→ YOUR INSTRUCTIONS
Would it be possible to write out each entry below exactly, without the pictures?

→ DATA FOR THE TASK

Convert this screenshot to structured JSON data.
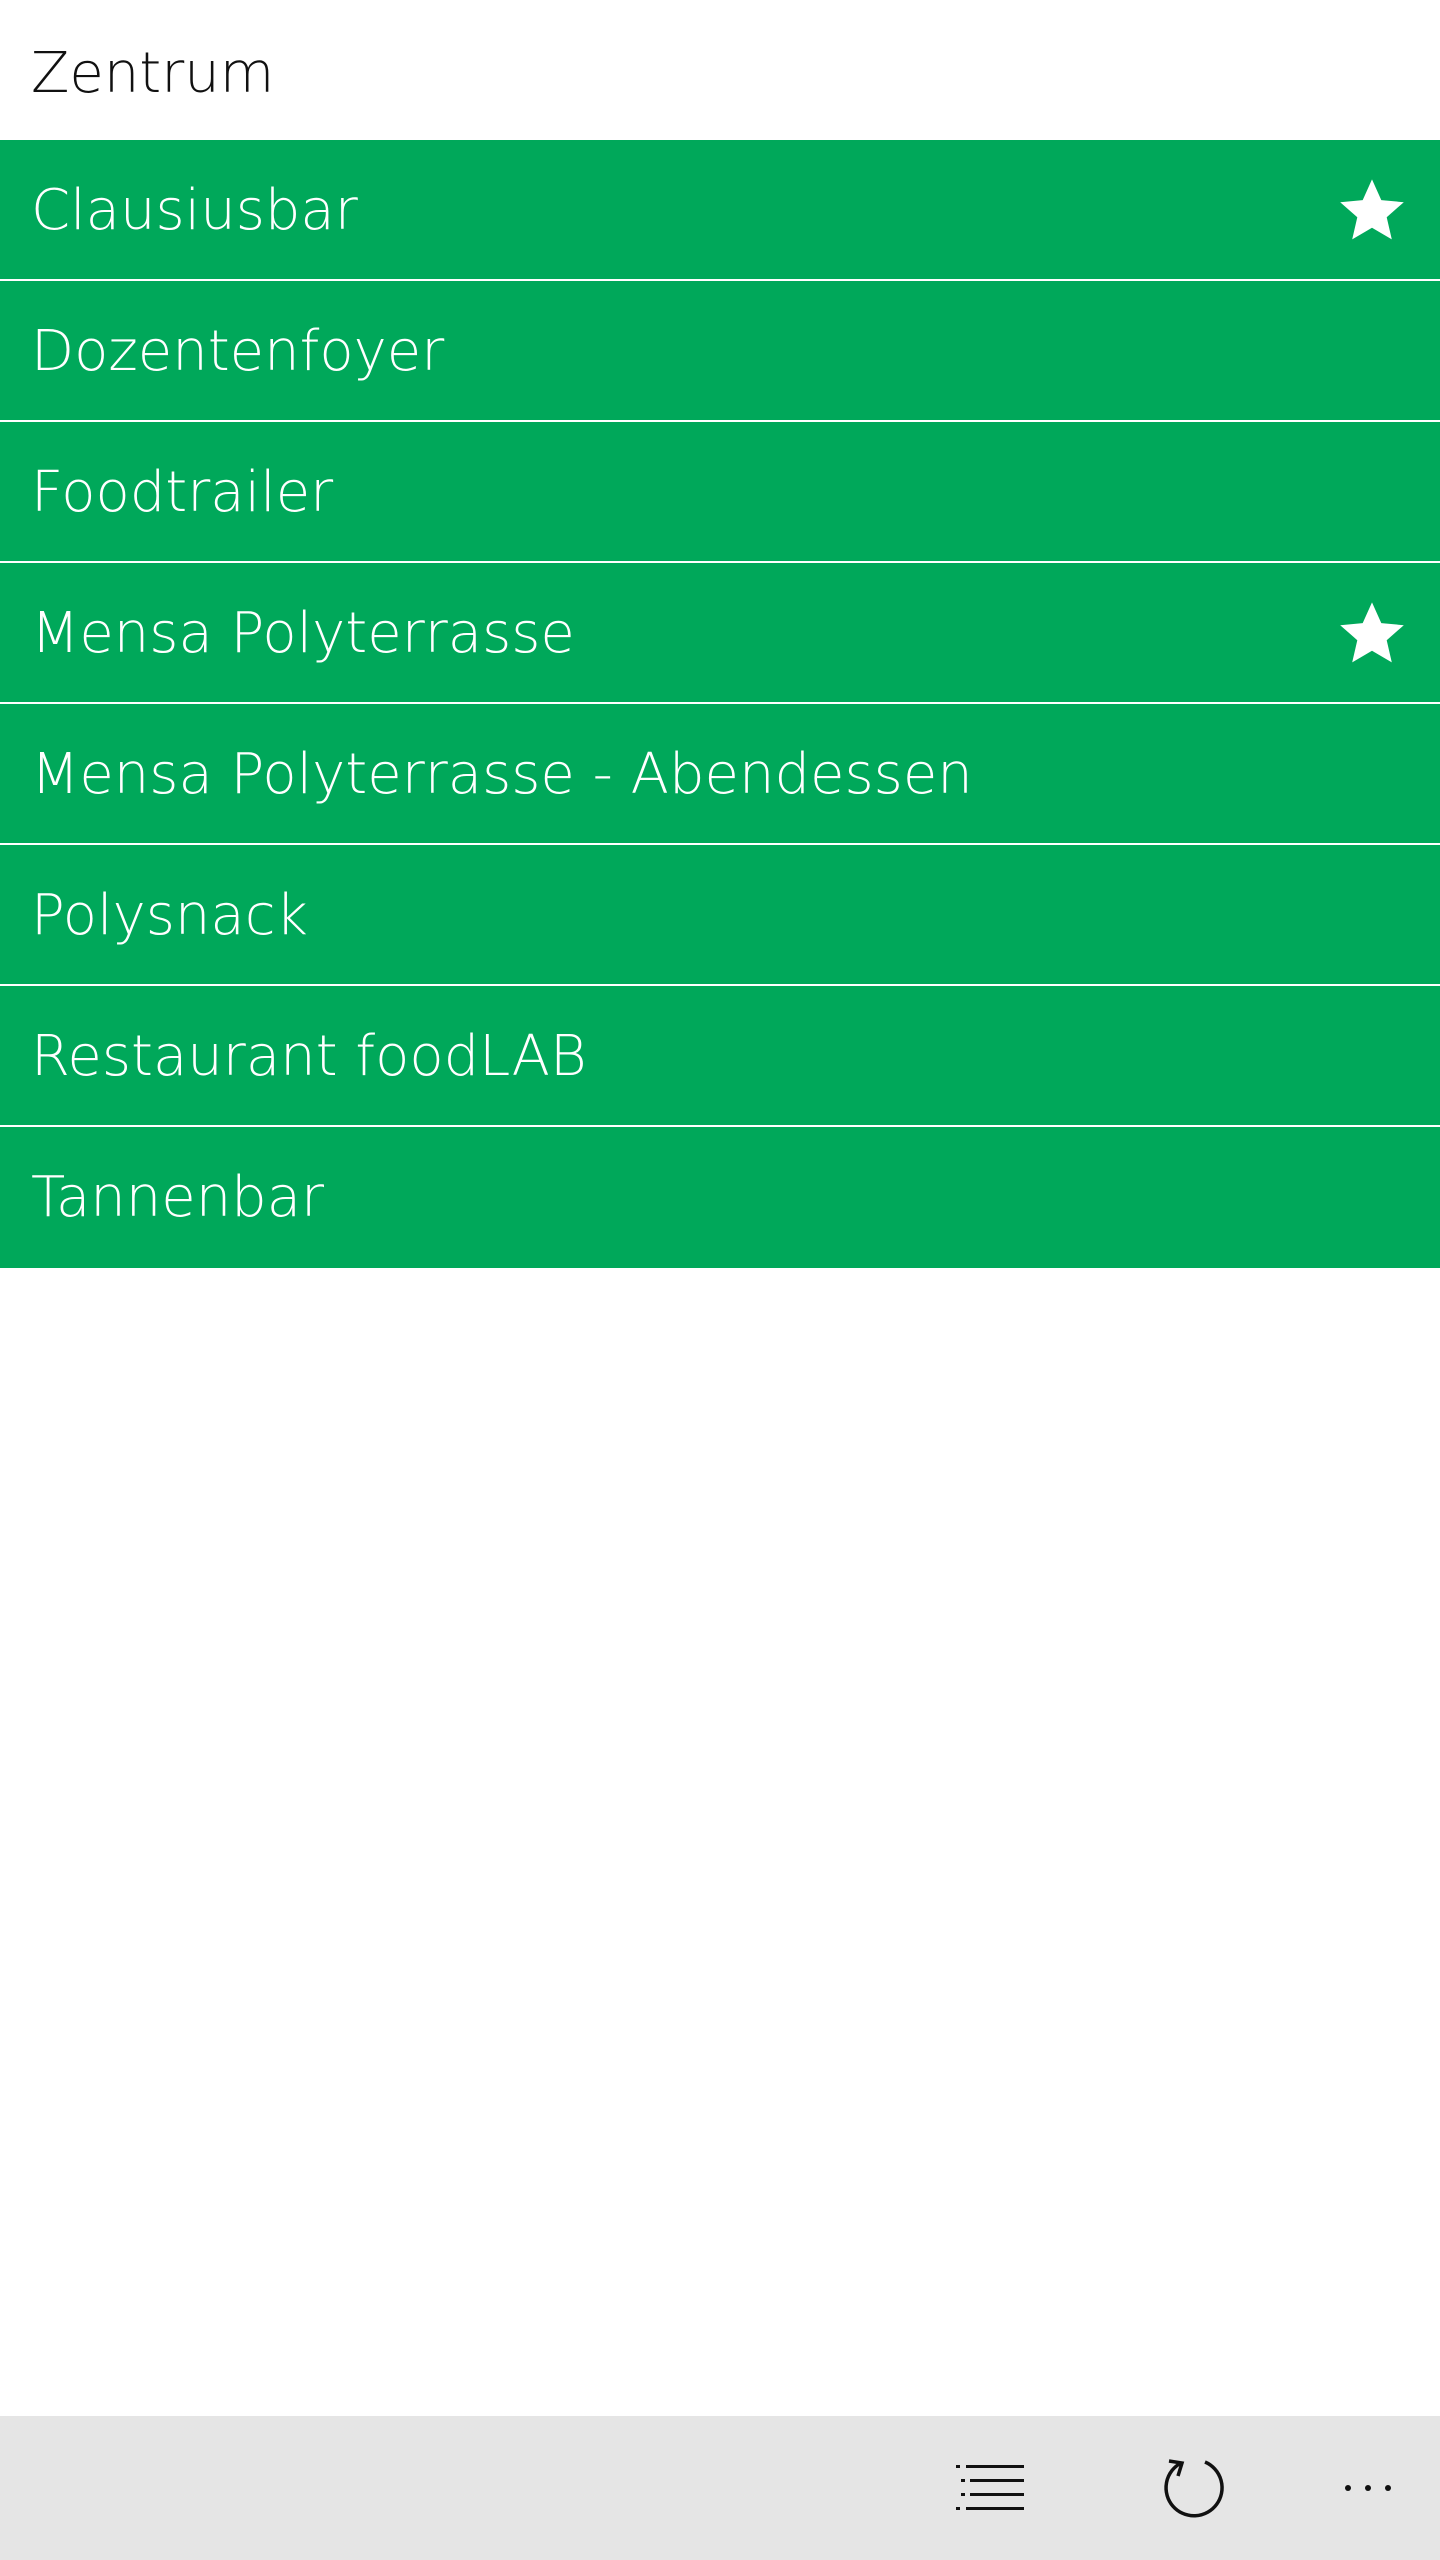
{
  "header": {
    "title": "Zentrum"
  },
  "list": {
    "items": [
      {
        "label": "Clausiusbar",
        "favorite": true
      },
      {
        "label": "Dozentenfoyer",
        "favorite": false
      },
      {
        "label": "Foodtrailer",
        "favorite": false
      },
      {
        "label": "Mensa Polyterrasse",
        "favorite": true
      },
      {
        "label": "Mensa Polyterrasse - Abendessen",
        "favorite": false
      },
      {
        "label": "Polysnack",
        "favorite": false
      },
      {
        "label": "Restaurant foodLAB",
        "favorite": false
      },
      {
        "label": "Tannenbar",
        "favorite": false
      }
    ],
    "item_color": "#00a85a",
    "favorite_icon": "star-icon"
  },
  "appbar": {
    "background": "#e5e5e5",
    "buttons": [
      {
        "icon": "list-icon"
      },
      {
        "icon": "refresh-icon"
      },
      {
        "icon": "more-icon"
      }
    ]
  }
}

→ FULL OUTPUT
Convert this screenshot to structured JSON data.
{
  "header": {
    "title": "Zentrum"
  },
  "list": {
    "items": [
      {
        "label": "Clausiusbar",
        "favorite": true
      },
      {
        "label": "Dozentenfoyer",
        "favorite": false
      },
      {
        "label": "Foodtrailer",
        "favorite": false
      },
      {
        "label": "Mensa Polyterrasse",
        "favorite": true
      },
      {
        "label": "Mensa Polyterrasse - Abendessen",
        "favorite": false
      },
      {
        "label": "Polysnack",
        "favorite": false
      },
      {
        "label": "Restaurant foodLAB",
        "favorite": false
      },
      {
        "label": "Tannenbar",
        "favorite": false
      }
    ],
    "item_color": "#00a85a",
    "favorite_icon": "star-icon"
  },
  "appbar": {
    "background": "#e5e5e5",
    "buttons": [
      {
        "icon": "list-icon"
      },
      {
        "icon": "refresh-icon"
      },
      {
        "icon": "more-icon"
      }
    ]
  }
}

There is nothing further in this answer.